--- start ---

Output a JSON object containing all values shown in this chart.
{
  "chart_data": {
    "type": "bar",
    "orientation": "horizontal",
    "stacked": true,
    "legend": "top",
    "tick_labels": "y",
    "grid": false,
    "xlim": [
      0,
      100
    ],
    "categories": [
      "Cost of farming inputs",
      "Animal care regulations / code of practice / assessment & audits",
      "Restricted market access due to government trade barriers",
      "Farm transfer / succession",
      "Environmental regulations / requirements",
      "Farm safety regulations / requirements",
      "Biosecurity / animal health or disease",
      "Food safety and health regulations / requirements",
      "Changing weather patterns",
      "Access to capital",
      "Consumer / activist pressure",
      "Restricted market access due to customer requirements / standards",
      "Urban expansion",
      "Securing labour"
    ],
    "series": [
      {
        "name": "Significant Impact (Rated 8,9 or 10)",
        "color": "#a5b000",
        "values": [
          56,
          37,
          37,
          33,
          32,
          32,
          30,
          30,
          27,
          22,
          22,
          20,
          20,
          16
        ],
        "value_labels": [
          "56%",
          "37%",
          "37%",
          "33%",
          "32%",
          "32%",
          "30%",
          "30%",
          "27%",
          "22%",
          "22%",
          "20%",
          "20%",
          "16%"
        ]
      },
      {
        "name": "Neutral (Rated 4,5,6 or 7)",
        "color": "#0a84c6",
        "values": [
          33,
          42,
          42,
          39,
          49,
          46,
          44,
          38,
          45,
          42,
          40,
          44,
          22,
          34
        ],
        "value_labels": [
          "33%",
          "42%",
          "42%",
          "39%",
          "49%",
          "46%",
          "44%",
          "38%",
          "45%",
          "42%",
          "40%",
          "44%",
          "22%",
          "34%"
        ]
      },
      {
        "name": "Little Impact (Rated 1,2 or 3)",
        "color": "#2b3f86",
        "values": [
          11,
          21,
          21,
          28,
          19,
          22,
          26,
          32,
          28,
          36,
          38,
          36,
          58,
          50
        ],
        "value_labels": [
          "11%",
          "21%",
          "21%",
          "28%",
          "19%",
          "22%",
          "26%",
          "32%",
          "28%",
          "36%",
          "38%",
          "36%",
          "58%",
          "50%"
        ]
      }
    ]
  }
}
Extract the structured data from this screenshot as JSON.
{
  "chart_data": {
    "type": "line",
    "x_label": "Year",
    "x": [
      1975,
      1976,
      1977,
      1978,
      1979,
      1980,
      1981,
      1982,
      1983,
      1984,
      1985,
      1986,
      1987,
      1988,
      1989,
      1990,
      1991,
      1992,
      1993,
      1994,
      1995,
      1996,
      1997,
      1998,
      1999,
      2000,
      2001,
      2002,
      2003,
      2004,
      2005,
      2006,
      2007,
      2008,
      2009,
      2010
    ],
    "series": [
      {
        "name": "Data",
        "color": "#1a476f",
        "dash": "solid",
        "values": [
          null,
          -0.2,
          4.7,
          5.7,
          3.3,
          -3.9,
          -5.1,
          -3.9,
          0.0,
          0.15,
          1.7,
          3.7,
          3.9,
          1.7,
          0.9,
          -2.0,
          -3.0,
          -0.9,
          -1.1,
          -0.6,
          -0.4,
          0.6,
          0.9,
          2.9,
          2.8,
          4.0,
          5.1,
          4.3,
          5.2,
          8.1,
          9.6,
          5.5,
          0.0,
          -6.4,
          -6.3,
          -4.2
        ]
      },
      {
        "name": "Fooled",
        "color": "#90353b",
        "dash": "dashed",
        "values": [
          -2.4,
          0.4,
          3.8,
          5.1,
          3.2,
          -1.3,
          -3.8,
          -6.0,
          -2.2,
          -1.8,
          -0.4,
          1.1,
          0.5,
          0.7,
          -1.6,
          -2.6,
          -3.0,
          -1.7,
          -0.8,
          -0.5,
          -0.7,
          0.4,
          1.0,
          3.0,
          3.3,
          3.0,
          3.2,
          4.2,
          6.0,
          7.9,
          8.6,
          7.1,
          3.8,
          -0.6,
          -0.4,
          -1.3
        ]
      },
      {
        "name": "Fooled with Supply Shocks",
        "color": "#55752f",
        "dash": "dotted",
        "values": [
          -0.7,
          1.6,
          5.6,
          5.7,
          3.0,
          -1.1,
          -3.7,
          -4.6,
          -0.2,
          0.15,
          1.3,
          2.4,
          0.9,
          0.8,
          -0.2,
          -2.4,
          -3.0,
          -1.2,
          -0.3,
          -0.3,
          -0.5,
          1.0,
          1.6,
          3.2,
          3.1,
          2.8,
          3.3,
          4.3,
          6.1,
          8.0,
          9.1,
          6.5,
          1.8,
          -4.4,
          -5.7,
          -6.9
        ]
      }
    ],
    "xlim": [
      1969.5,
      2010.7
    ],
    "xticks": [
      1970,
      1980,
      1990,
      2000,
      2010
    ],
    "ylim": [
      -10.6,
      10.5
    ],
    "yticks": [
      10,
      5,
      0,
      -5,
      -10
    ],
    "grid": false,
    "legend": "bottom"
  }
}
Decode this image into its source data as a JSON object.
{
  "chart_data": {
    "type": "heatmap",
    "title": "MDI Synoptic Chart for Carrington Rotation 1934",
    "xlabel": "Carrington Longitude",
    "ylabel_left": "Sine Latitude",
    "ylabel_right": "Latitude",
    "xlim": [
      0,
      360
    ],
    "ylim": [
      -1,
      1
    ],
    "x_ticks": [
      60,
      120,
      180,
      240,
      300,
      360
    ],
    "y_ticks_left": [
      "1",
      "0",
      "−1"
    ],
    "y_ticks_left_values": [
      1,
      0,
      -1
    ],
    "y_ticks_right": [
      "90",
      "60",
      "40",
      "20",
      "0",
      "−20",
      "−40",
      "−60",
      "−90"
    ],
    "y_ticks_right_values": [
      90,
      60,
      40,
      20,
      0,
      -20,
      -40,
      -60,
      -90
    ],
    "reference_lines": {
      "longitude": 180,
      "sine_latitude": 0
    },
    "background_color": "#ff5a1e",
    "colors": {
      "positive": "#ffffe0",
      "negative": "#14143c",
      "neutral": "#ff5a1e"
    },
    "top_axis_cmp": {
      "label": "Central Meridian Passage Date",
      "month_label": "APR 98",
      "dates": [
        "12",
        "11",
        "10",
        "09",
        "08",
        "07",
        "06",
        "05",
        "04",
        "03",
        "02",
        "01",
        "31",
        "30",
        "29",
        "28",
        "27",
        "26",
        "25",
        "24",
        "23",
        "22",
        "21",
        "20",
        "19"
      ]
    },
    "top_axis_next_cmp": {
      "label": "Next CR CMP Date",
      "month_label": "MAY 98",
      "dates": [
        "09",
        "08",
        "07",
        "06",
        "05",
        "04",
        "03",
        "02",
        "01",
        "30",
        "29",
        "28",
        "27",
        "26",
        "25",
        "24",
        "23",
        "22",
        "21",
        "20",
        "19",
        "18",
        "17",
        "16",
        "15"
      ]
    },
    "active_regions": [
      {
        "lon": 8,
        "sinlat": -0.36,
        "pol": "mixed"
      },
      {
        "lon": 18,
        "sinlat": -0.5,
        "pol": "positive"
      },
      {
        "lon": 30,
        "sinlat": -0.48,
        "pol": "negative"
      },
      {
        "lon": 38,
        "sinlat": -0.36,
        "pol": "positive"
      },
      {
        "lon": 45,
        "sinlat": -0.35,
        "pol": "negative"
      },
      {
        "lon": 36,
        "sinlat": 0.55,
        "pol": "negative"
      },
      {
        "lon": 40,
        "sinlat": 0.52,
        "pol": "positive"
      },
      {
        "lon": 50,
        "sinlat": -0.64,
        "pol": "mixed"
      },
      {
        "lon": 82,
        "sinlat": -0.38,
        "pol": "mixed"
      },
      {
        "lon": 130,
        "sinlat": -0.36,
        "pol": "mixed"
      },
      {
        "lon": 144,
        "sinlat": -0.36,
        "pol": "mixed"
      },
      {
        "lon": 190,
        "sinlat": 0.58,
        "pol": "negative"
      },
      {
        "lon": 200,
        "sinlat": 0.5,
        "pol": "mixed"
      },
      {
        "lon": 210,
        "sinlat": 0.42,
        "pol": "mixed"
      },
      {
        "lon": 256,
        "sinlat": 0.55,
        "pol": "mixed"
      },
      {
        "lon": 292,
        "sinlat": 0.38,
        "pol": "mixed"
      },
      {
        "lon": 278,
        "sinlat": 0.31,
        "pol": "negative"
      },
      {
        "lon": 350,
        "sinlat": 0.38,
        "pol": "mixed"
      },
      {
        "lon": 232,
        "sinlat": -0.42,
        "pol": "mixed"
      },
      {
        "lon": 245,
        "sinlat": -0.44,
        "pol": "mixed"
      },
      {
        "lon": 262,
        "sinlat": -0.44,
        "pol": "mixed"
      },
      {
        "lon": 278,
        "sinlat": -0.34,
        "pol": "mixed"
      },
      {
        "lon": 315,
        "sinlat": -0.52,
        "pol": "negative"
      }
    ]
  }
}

--- end ---

[Set exercise]:
Copy out every line in the listing where the word "JSON" appears.

[Task response]:
Output a JSON object containing all values shown in this chart.
Extract the structured data from this screenshot as JSON.
Decode this image into its source data as a JSON object.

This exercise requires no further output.